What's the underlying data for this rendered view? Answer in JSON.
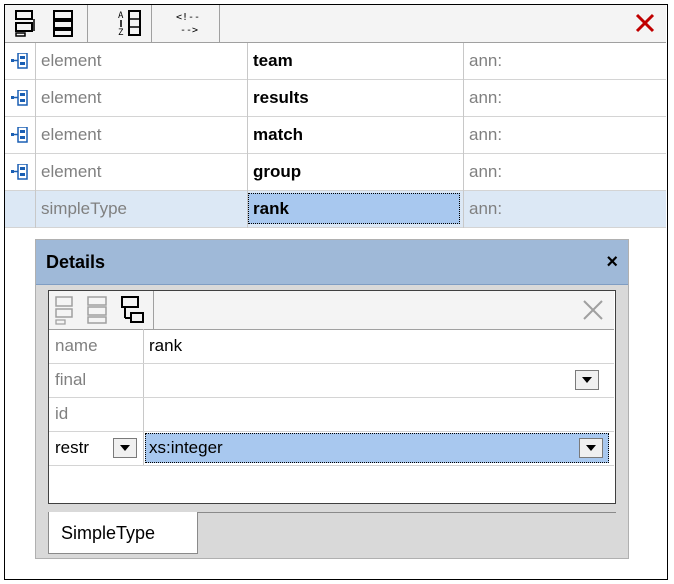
{
  "toolbar": {
    "buttons": [
      {
        "icon": "append-element-icon"
      },
      {
        "icon": "insert-element-icon"
      },
      {
        "icon": "sort-az-icon"
      },
      {
        "icon": "comment-icon"
      }
    ],
    "close_icon": "delete-x-icon",
    "close_color": "#c00000"
  },
  "rows": [
    {
      "kind": "element",
      "name": "team",
      "ann": "ann:"
    },
    {
      "kind": "element",
      "name": "results",
      "ann": "ann:"
    },
    {
      "kind": "element",
      "name": "match",
      "ann": "ann:"
    },
    {
      "kind": "element",
      "name": "group",
      "ann": "ann:"
    },
    {
      "kind": "simpleType",
      "name": "rank",
      "ann": "ann:"
    }
  ],
  "details": {
    "title": "Details",
    "close_glyph": "×",
    "fields": [
      {
        "label": "name",
        "value": "rank"
      },
      {
        "label": "final",
        "value": ""
      },
      {
        "label": "id",
        "value": ""
      },
      {
        "label": "restr",
        "value": "xs:integer"
      }
    ],
    "tab": "SimpleType"
  },
  "colors": {
    "selection": "#a8c8ef",
    "selected_row": "#dce8f5",
    "panel_header": "#9fb9d8"
  }
}
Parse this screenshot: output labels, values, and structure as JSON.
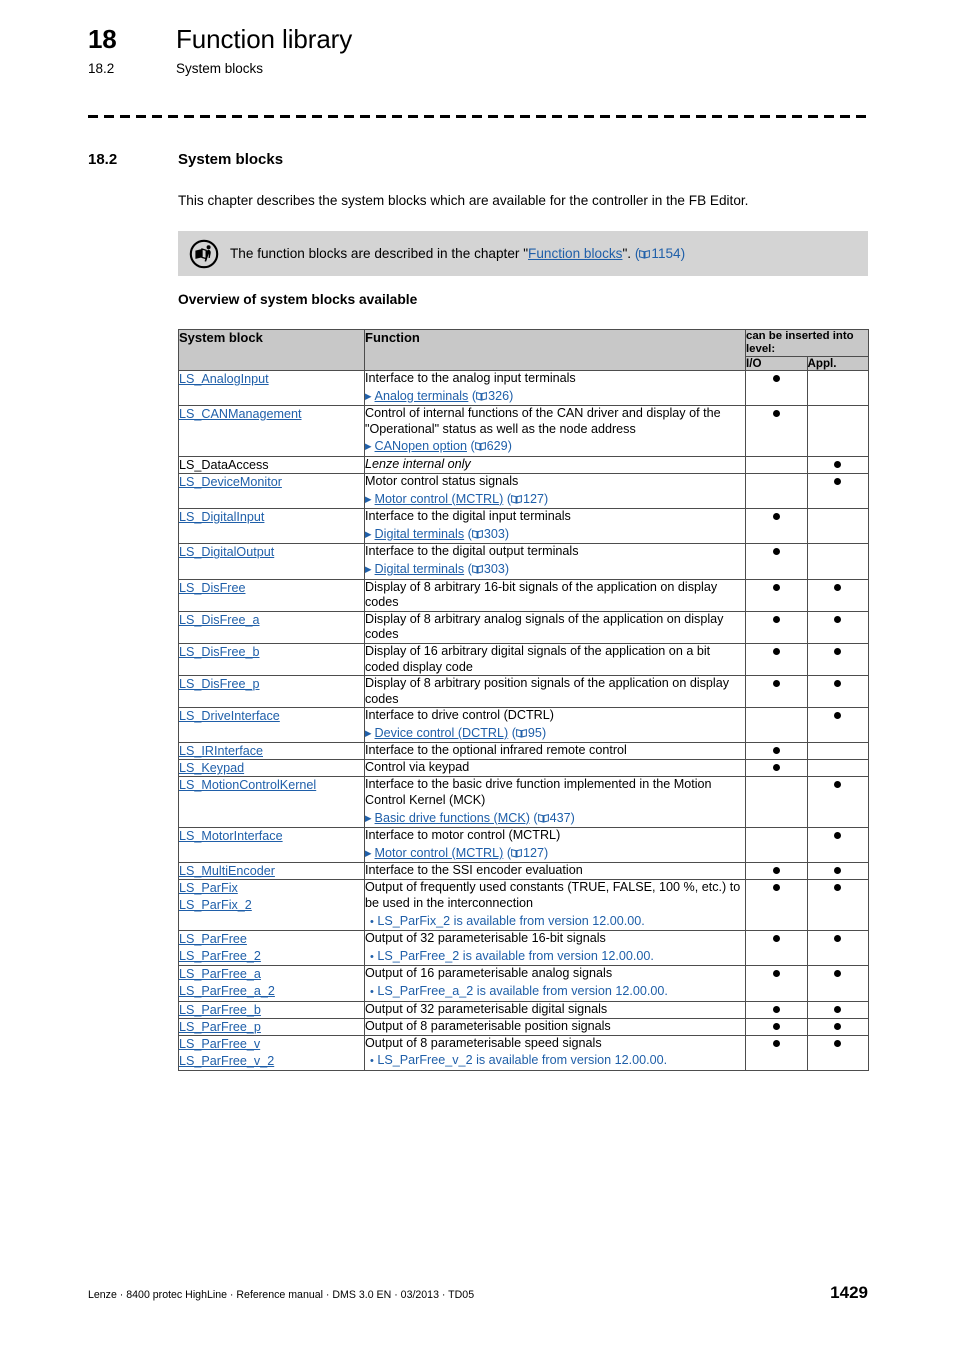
{
  "running_header": {
    "chapter_number": "18",
    "chapter_title": "Function library",
    "section_number": "18.2",
    "section_title": "System blocks"
  },
  "section": {
    "number": "18.2",
    "title": "System blocks",
    "intro": "This chapter describes the system blocks which are available for the controller in the FB Editor."
  },
  "note": {
    "icon": "read-documentation-icon",
    "text_before": "The function blocks are described in the chapter \"",
    "link": "Function blocks",
    "text_after": "\".",
    "page": "1154"
  },
  "overview_heading": "Overview of system blocks available",
  "table": {
    "headers": {
      "system_block": "System block",
      "function": "Function",
      "level_group": "can be inserted into level:",
      "io": "I/O",
      "appl": "Appl."
    },
    "rows": [
      {
        "names": [
          "LS_AnalogInput"
        ],
        "linked": true,
        "desc": "Interface to the analog input terminals",
        "xref": {
          "label": "Analog terminals",
          "page": "326"
        },
        "io": true,
        "appl": false
      },
      {
        "names": [
          "LS_CANManagement"
        ],
        "linked": true,
        "desc": "Control of internal functions of the CAN driver and display of the \"Operational\" status as well as the node address",
        "xref": {
          "label": "CANopen option",
          "page": "629"
        },
        "io": true,
        "appl": false
      },
      {
        "names": [
          "LS_DataAccess"
        ],
        "linked": false,
        "desc": "Lenze internal only",
        "desc_italic": true,
        "io": false,
        "appl": true
      },
      {
        "names": [
          "LS_DeviceMonitor"
        ],
        "linked": true,
        "desc": "Motor control status signals",
        "xref": {
          "label": "Motor control (MCTRL)",
          "page": "127"
        },
        "io": false,
        "appl": true
      },
      {
        "names": [
          "LS_DigitalInput"
        ],
        "linked": true,
        "desc": "Interface to the digital input terminals",
        "xref": {
          "label": "Digital terminals",
          "page": "303"
        },
        "io": true,
        "appl": false
      },
      {
        "names": [
          "LS_DigitalOutput"
        ],
        "linked": true,
        "desc": "Interface to the digital output terminals",
        "xref": {
          "label": "Digital terminals",
          "page": "303"
        },
        "io": true,
        "appl": false
      },
      {
        "names": [
          "LS_DisFree"
        ],
        "linked": true,
        "desc": "Display of 8 arbitrary 16-bit signals of the application on display codes",
        "io": true,
        "appl": true
      },
      {
        "names": [
          "LS_DisFree_a"
        ],
        "linked": true,
        "desc": "Display of 8 arbitrary analog signals of the application on display codes",
        "io": true,
        "appl": true
      },
      {
        "names": [
          "LS_DisFree_b"
        ],
        "linked": true,
        "desc": "Display of 16 arbitrary digital signals of the application on a bit coded display code",
        "io": true,
        "appl": true
      },
      {
        "names": [
          "LS_DisFree_p"
        ],
        "linked": true,
        "desc": "Display of 8 arbitrary position signals of the application on display codes",
        "io": true,
        "appl": true
      },
      {
        "names": [
          "LS_DriveInterface"
        ],
        "linked": true,
        "desc": "Interface to drive control (DCTRL)",
        "xref": {
          "label": "Device control (DCTRL)",
          "page": "95"
        },
        "io": false,
        "appl": true
      },
      {
        "names": [
          "LS_IRInterface"
        ],
        "linked": true,
        "desc": "Interface to the optional infrared remote control",
        "io": true,
        "appl": false
      },
      {
        "names": [
          "LS_Keypad"
        ],
        "linked": true,
        "desc": "Control via keypad",
        "io": true,
        "appl": false
      },
      {
        "names": [
          "LS_MotionControlKernel"
        ],
        "linked": true,
        "desc": "Interface to the basic drive function implemented in the Motion Control Kernel (MCK)",
        "xref": {
          "label": "Basic drive functions (MCK)",
          "page": "437"
        },
        "io": false,
        "appl": true
      },
      {
        "names": [
          "LS_MotorInterface"
        ],
        "linked": true,
        "desc": "Interface to motor control (MCTRL)",
        "xref": {
          "label": "Motor control (MCTRL)",
          "page": "127"
        },
        "io": false,
        "appl": true
      },
      {
        "names": [
          "LS_MultiEncoder"
        ],
        "linked": true,
        "desc": "Interface to the SSI encoder evaluation",
        "io": true,
        "appl": true
      },
      {
        "names": [
          "LS_ParFix",
          "LS_ParFix_2"
        ],
        "linked": true,
        "desc": "Output of frequently used constants (TRUE, FALSE, 100 %, etc.) to be used in the interconnection",
        "note_bullet": "LS_ParFix_2 is available from version 12.00.00.",
        "io": true,
        "appl": true
      },
      {
        "names": [
          "LS_ParFree",
          "LS_ParFree_2"
        ],
        "linked": true,
        "desc": "Output of 32 parameterisable 16-bit signals",
        "note_bullet": "LS_ParFree_2 is available from version 12.00.00.",
        "io": true,
        "appl": true
      },
      {
        "names": [
          "LS_ParFree_a",
          "LS_ParFree_a_2"
        ],
        "linked": true,
        "desc": "Output of 16 parameterisable analog signals",
        "note_bullet": "LS_ParFree_a_2 is available from version 12.00.00.",
        "io": true,
        "appl": true
      },
      {
        "names": [
          "LS_ParFree_b"
        ],
        "linked": true,
        "desc": "Output of 32 parameterisable digital signals",
        "io": true,
        "appl": true
      },
      {
        "names": [
          "LS_ParFree_p"
        ],
        "linked": true,
        "desc": "Output of 8 parameterisable position signals",
        "io": true,
        "appl": true
      },
      {
        "names": [
          "LS_ParFree_v",
          "LS_ParFree_v_2"
        ],
        "linked": true,
        "desc": "Output of 8 parameterisable speed signals",
        "note_bullet": "LS_ParFree_v_2 is available from version 12.00.00.",
        "io": true,
        "appl": true
      }
    ]
  },
  "footer": {
    "left": "Lenze · 8400 protec HighLine · Reference manual · DMS 3.0 EN · 03/2013 · TD05",
    "page_number": "1429"
  },
  "colors": {
    "link": "#1f5fa9",
    "note_background": "#d4d4d4",
    "table_header_background": "#c8c8c8",
    "table_border": "#4d4d4d"
  }
}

> [OBJECTIVE]: Copy the whole listing above word for word but do not carry over the pictures.

> [SOLUTION TO THIS PROBLEM]:
What's the underlying data for this rendered view? Answer in JSON.
{
  "toolbar": {
    "buttons": [
      {
        "icon": "append-element-icon"
      },
      {
        "icon": "insert-element-icon"
      },
      {
        "icon": "sort-az-icon"
      },
      {
        "icon": "comment-icon"
      }
    ],
    "close_icon": "delete-x-icon",
    "close_color": "#c00000"
  },
  "rows": [
    {
      "kind": "element",
      "name": "team",
      "ann": "ann:"
    },
    {
      "kind": "element",
      "name": "results",
      "ann": "ann:"
    },
    {
      "kind": "element",
      "name": "match",
      "ann": "ann:"
    },
    {
      "kind": "element",
      "name": "group",
      "ann": "ann:"
    },
    {
      "kind": "simpleType",
      "name": "rank",
      "ann": "ann:"
    }
  ],
  "details": {
    "title": "Details",
    "close_glyph": "×",
    "fields": [
      {
        "label": "name",
        "value": "rank"
      },
      {
        "label": "final",
        "value": ""
      },
      {
        "label": "id",
        "value": ""
      },
      {
        "label": "restr",
        "value": "xs:integer"
      }
    ],
    "tab": "SimpleType"
  },
  "colors": {
    "selection": "#a8c8ef",
    "selected_row": "#dce8f5",
    "panel_header": "#9fb9d8"
  }
}
Parse this screenshot: output labels, values, and structure as JSON.
{
  "running_header": {
    "chapter_number": "18",
    "chapter_title": "Function library",
    "section_number": "18.2",
    "section_title": "System blocks"
  },
  "section": {
    "number": "18.2",
    "title": "System blocks",
    "intro": "This chapter describes the system blocks which are available for the controller in the FB Editor."
  },
  "note": {
    "icon": "read-documentation-icon",
    "text_before": "The function blocks are described in the chapter \"",
    "link": "Function blocks",
    "text_after": "\".",
    "page": "1154"
  },
  "overview_heading": "Overview of system blocks available",
  "table": {
    "headers": {
      "system_block": "System block",
      "function": "Function",
      "level_group": "can be inserted into level:",
      "io": "I/O",
      "appl": "Appl."
    },
    "rows": [
      {
        "names": [
          "LS_AnalogInput"
        ],
        "linked": true,
        "desc": "Interface to the analog input terminals",
        "xref": {
          "label": "Analog terminals",
          "page": "326"
        },
        "io": true,
        "appl": false
      },
      {
        "names": [
          "LS_CANManagement"
        ],
        "linked": true,
        "desc": "Control of internal functions of the CAN driver and display of the \"Operational\" status as well as the node address",
        "xref": {
          "label": "CANopen option",
          "page": "629"
        },
        "io": true,
        "appl": false
      },
      {
        "names": [
          "LS_DataAccess"
        ],
        "linked": false,
        "desc": "Lenze internal only",
        "desc_italic": true,
        "io": false,
        "appl": true
      },
      {
        "names": [
          "LS_DeviceMonitor"
        ],
        "linked": true,
        "desc": "Motor control status signals",
        "xref": {
          "label": "Motor control (MCTRL)",
          "page": "127"
        },
        "io": false,
        "appl": true
      },
      {
        "names": [
          "LS_DigitalInput"
        ],
        "linked": true,
        "desc": "Interface to the digital input terminals",
        "xref": {
          "label": "Digital terminals",
          "page": "303"
        },
        "io": true,
        "appl": false
      },
      {
        "names": [
          "LS_DigitalOutput"
        ],
        "linked": true,
        "desc": "Interface to the digital output terminals",
        "xref": {
          "label": "Digital terminals",
          "page": "303"
        },
        "io": true,
        "appl": false
      },
      {
        "names": [
          "LS_DisFree"
        ],
        "linked": true,
        "desc": "Display of 8 arbitrary 16-bit signals of the application on display codes",
        "io": true,
        "appl": true
      },
      {
        "names": [
          "LS_DisFree_a"
        ],
        "linked": true,
        "desc": "Display of 8 arbitrary analog signals of the application on display codes",
        "io": true,
        "appl": true
      },
      {
        "names": [
          "LS_DisFree_b"
        ],
        "linked": true,
        "desc": "Display of 16 arbitrary digital signals of the application on a bit coded display code",
        "io": true,
        "appl": true
      },
      {
        "names": [
          "LS_DisFree_p"
        ],
        "linked": true,
        "desc": "Display of 8 arbitrary position signals of the application on display codes",
        "io": true,
        "appl": true
      },
      {
        "names": [
          "LS_DriveInterface"
        ],
        "linked": true,
        "desc": "Interface to drive control (DCTRL)",
        "xref": {
          "label": "Device control (DCTRL)",
          "page": "95"
        },
        "io": false,
        "appl": true
      },
      {
        "names": [
          "LS_IRInterface"
        ],
        "linked": true,
        "desc": "Interface to the optional infrared remote control",
        "io": true,
        "appl": false
      },
      {
        "names": [
          "LS_Keypad"
        ],
        "linked": true,
        "desc": "Control via keypad",
        "io": true,
        "appl": false
      },
      {
        "names": [
          "LS_MotionControlKernel"
        ],
        "linked": true,
        "desc": "Interface to the basic drive function implemented in the Motion Control Kernel (MCK)",
        "xref": {
          "label": "Basic drive functions (MCK)",
          "page": "437"
        },
        "io": false,
        "appl": true
      },
      {
        "names": [
          "LS_MotorInterface"
        ],
        "linked": true,
        "desc": "Interface to motor control (MCTRL)",
        "xref": {
          "label": "Motor control (MCTRL)",
          "page": "127"
        },
        "io": false,
        "appl": true
      },
      {
        "names": [
          "LS_MultiEncoder"
        ],
        "linked": true,
        "desc": "Interface to the SSI encoder evaluation",
        "io": true,
        "appl": true
      },
      {
        "names": [
          "LS_ParFix",
          "LS_ParFix_2"
        ],
        "linked": true,
        "desc": "Output of frequently used constants (TRUE, FALSE, 100 %, etc.) to be used in the interconnection",
        "note_bullet": "LS_ParFix_2 is available from version 12.00.00.",
        "io": true,
        "appl": true
      },
      {
        "names": [
          "LS_ParFree",
          "LS_ParFree_2"
        ],
        "linked": true,
        "desc": "Output of 32 parameterisable 16-bit signals",
        "note_bullet": "LS_ParFree_2 is available from version 12.00.00.",
        "io": true,
        "appl": true
      },
      {
        "names": [
          "LS_ParFree_a",
          "LS_ParFree_a_2"
        ],
        "linked": true,
        "desc": "Output of 16 parameterisable analog signals",
        "note_bullet": "LS_ParFree_a_2 is available from version 12.00.00.",
        "io": true,
        "appl": true
      },
      {
        "names": [
          "LS_ParFree_b"
        ],
        "linked": true,
        "desc": "Output of 32 parameterisable digital signals",
        "io": true,
        "appl": true
      },
      {
        "names": [
          "LS_ParFree_p"
        ],
        "linked": true,
        "desc": "Output of 8 parameterisable position signals",
        "io": true,
        "appl": true
      },
      {
        "names": [
          "LS_ParFree_v",
          "LS_ParFree_v_2"
        ],
        "linked": true,
        "desc": "Output of 8 parameterisable speed signals",
        "note_bullet": "LS_ParFree_v_2 is available from version 12.00.00.",
        "io": true,
        "appl": true
      }
    ]
  },
  "footer": {
    "left": "Lenze · 8400 protec HighLine · Reference manual · DMS 3.0 EN · 03/2013 · TD05",
    "page_number": "1429"
  },
  "colors": {
    "link": "#1f5fa9",
    "note_background": "#d4d4d4",
    "table_header_background": "#c8c8c8",
    "table_border": "#4d4d4d"
  }
}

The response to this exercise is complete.